— START Exercise data —

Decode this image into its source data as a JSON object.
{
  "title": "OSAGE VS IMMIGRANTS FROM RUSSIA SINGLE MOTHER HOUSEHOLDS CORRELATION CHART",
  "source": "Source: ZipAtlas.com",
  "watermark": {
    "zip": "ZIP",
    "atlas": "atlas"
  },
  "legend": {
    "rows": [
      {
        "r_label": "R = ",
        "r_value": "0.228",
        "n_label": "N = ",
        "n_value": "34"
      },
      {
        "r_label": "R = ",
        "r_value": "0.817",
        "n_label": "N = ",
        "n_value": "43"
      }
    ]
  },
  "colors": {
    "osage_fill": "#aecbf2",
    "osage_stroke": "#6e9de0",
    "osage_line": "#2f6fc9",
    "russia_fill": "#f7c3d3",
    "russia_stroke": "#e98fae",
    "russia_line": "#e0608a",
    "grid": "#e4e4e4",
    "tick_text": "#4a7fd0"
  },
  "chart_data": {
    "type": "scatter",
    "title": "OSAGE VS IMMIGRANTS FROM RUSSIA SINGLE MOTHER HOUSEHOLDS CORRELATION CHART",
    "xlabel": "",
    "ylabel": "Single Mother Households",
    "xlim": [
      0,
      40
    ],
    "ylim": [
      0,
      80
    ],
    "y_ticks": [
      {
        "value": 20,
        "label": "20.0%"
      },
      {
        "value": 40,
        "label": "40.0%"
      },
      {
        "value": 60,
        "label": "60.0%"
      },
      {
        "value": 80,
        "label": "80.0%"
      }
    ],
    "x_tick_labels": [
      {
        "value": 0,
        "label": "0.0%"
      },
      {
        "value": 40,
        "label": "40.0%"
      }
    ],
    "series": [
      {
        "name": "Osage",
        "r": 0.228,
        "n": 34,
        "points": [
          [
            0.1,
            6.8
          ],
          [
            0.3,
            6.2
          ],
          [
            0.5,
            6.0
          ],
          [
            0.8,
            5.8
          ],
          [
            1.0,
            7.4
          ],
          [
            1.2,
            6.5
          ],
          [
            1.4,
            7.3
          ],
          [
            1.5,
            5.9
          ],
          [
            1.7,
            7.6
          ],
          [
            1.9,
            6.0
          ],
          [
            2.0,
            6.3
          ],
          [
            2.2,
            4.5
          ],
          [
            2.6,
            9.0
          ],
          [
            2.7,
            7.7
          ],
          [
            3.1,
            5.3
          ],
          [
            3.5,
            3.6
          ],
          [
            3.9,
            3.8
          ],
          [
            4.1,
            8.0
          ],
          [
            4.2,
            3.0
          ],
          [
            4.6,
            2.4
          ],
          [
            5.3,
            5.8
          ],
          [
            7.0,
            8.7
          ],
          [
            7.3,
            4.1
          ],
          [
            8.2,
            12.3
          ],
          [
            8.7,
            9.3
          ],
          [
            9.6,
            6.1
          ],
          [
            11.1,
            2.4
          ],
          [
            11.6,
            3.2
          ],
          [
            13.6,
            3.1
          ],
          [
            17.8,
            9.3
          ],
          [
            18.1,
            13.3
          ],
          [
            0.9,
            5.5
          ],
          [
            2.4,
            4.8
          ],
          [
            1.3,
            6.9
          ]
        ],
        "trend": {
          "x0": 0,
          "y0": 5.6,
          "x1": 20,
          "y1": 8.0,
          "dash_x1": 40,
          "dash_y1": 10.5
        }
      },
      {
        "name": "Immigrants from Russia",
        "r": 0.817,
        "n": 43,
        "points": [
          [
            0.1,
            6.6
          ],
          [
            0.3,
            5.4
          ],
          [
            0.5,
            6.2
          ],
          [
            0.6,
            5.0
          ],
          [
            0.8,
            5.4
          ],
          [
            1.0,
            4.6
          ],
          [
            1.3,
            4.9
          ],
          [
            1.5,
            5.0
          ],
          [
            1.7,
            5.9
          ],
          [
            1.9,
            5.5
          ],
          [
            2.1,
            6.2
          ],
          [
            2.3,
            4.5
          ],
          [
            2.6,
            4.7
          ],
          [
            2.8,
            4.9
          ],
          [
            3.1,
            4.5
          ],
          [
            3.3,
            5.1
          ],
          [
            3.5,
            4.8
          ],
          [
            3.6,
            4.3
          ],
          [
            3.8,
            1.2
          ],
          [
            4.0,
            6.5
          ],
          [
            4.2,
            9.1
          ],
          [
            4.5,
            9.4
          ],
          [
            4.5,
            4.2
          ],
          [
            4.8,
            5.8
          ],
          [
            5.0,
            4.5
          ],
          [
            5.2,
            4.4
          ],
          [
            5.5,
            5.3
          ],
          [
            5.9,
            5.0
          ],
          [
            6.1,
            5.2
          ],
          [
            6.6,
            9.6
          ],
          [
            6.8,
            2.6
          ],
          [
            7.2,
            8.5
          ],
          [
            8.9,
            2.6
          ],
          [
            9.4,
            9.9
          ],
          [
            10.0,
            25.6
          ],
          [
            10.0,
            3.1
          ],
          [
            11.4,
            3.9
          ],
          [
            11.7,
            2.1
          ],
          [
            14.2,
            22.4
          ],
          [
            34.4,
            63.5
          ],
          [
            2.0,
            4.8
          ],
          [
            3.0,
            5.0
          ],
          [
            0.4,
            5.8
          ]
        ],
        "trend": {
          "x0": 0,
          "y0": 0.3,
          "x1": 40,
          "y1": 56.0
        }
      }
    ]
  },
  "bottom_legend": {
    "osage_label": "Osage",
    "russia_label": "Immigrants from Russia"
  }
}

— END Exercise data —

▶ _Objective_
Your task is to return the full listing exactly as it was given.

▶ _Solution to this problem_
Decode this image into its source data as a JSON object.
{
  "title": "OSAGE VS IMMIGRANTS FROM RUSSIA SINGLE MOTHER HOUSEHOLDS CORRELATION CHART",
  "source": "Source: ZipAtlas.com",
  "watermark": {
    "zip": "ZIP",
    "atlas": "atlas"
  },
  "legend": {
    "rows": [
      {
        "r_label": "R = ",
        "r_value": "0.228",
        "n_label": "N = ",
        "n_value": "34"
      },
      {
        "r_label": "R = ",
        "r_value": "0.817",
        "n_label": "N = ",
        "n_value": "43"
      }
    ]
  },
  "colors": {
    "osage_fill": "#aecbf2",
    "osage_stroke": "#6e9de0",
    "osage_line": "#2f6fc9",
    "russia_fill": "#f7c3d3",
    "russia_stroke": "#e98fae",
    "russia_line": "#e0608a",
    "grid": "#e4e4e4",
    "tick_text": "#4a7fd0"
  },
  "chart_data": {
    "type": "scatter",
    "title": "OSAGE VS IMMIGRANTS FROM RUSSIA SINGLE MOTHER HOUSEHOLDS CORRELATION CHART",
    "xlabel": "",
    "ylabel": "Single Mother Households",
    "xlim": [
      0,
      40
    ],
    "ylim": [
      0,
      80
    ],
    "y_ticks": [
      {
        "value": 20,
        "label": "20.0%"
      },
      {
        "value": 40,
        "label": "40.0%"
      },
      {
        "value": 60,
        "label": "60.0%"
      },
      {
        "value": 80,
        "label": "80.0%"
      }
    ],
    "x_tick_labels": [
      {
        "value": 0,
        "label": "0.0%"
      },
      {
        "value": 40,
        "label": "40.0%"
      }
    ],
    "series": [
      {
        "name": "Osage",
        "r": 0.228,
        "n": 34,
        "points": [
          [
            0.1,
            6.8
          ],
          [
            0.3,
            6.2
          ],
          [
            0.5,
            6.0
          ],
          [
            0.8,
            5.8
          ],
          [
            1.0,
            7.4
          ],
          [
            1.2,
            6.5
          ],
          [
            1.4,
            7.3
          ],
          [
            1.5,
            5.9
          ],
          [
            1.7,
            7.6
          ],
          [
            1.9,
            6.0
          ],
          [
            2.0,
            6.3
          ],
          [
            2.2,
            4.5
          ],
          [
            2.6,
            9.0
          ],
          [
            2.7,
            7.7
          ],
          [
            3.1,
            5.3
          ],
          [
            3.5,
            3.6
          ],
          [
            3.9,
            3.8
          ],
          [
            4.1,
            8.0
          ],
          [
            4.2,
            3.0
          ],
          [
            4.6,
            2.4
          ],
          [
            5.3,
            5.8
          ],
          [
            7.0,
            8.7
          ],
          [
            7.3,
            4.1
          ],
          [
            8.2,
            12.3
          ],
          [
            8.7,
            9.3
          ],
          [
            9.6,
            6.1
          ],
          [
            11.1,
            2.4
          ],
          [
            11.6,
            3.2
          ],
          [
            13.6,
            3.1
          ],
          [
            17.8,
            9.3
          ],
          [
            18.1,
            13.3
          ],
          [
            0.9,
            5.5
          ],
          [
            2.4,
            4.8
          ],
          [
            1.3,
            6.9
          ]
        ],
        "trend": {
          "x0": 0,
          "y0": 5.6,
          "x1": 20,
          "y1": 8.0,
          "dash_x1": 40,
          "dash_y1": 10.5
        }
      },
      {
        "name": "Immigrants from Russia",
        "r": 0.817,
        "n": 43,
        "points": [
          [
            0.1,
            6.6
          ],
          [
            0.3,
            5.4
          ],
          [
            0.5,
            6.2
          ],
          [
            0.6,
            5.0
          ],
          [
            0.8,
            5.4
          ],
          [
            1.0,
            4.6
          ],
          [
            1.3,
            4.9
          ],
          [
            1.5,
            5.0
          ],
          [
            1.7,
            5.9
          ],
          [
            1.9,
            5.5
          ],
          [
            2.1,
            6.2
          ],
          [
            2.3,
            4.5
          ],
          [
            2.6,
            4.7
          ],
          [
            2.8,
            4.9
          ],
          [
            3.1,
            4.5
          ],
          [
            3.3,
            5.1
          ],
          [
            3.5,
            4.8
          ],
          [
            3.6,
            4.3
          ],
          [
            3.8,
            1.2
          ],
          [
            4.0,
            6.5
          ],
          [
            4.2,
            9.1
          ],
          [
            4.5,
            9.4
          ],
          [
            4.5,
            4.2
          ],
          [
            4.8,
            5.8
          ],
          [
            5.0,
            4.5
          ],
          [
            5.2,
            4.4
          ],
          [
            5.5,
            5.3
          ],
          [
            5.9,
            5.0
          ],
          [
            6.1,
            5.2
          ],
          [
            6.6,
            9.6
          ],
          [
            6.8,
            2.6
          ],
          [
            7.2,
            8.5
          ],
          [
            8.9,
            2.6
          ],
          [
            9.4,
            9.9
          ],
          [
            10.0,
            25.6
          ],
          [
            10.0,
            3.1
          ],
          [
            11.4,
            3.9
          ],
          [
            11.7,
            2.1
          ],
          [
            14.2,
            22.4
          ],
          [
            34.4,
            63.5
          ],
          [
            2.0,
            4.8
          ],
          [
            3.0,
            5.0
          ],
          [
            0.4,
            5.8
          ]
        ],
        "trend": {
          "x0": 0,
          "y0": 0.3,
          "x1": 40,
          "y1": 56.0
        }
      }
    ]
  },
  "bottom_legend": {
    "osage_label": "Osage",
    "russia_label": "Immigrants from Russia"
  }
}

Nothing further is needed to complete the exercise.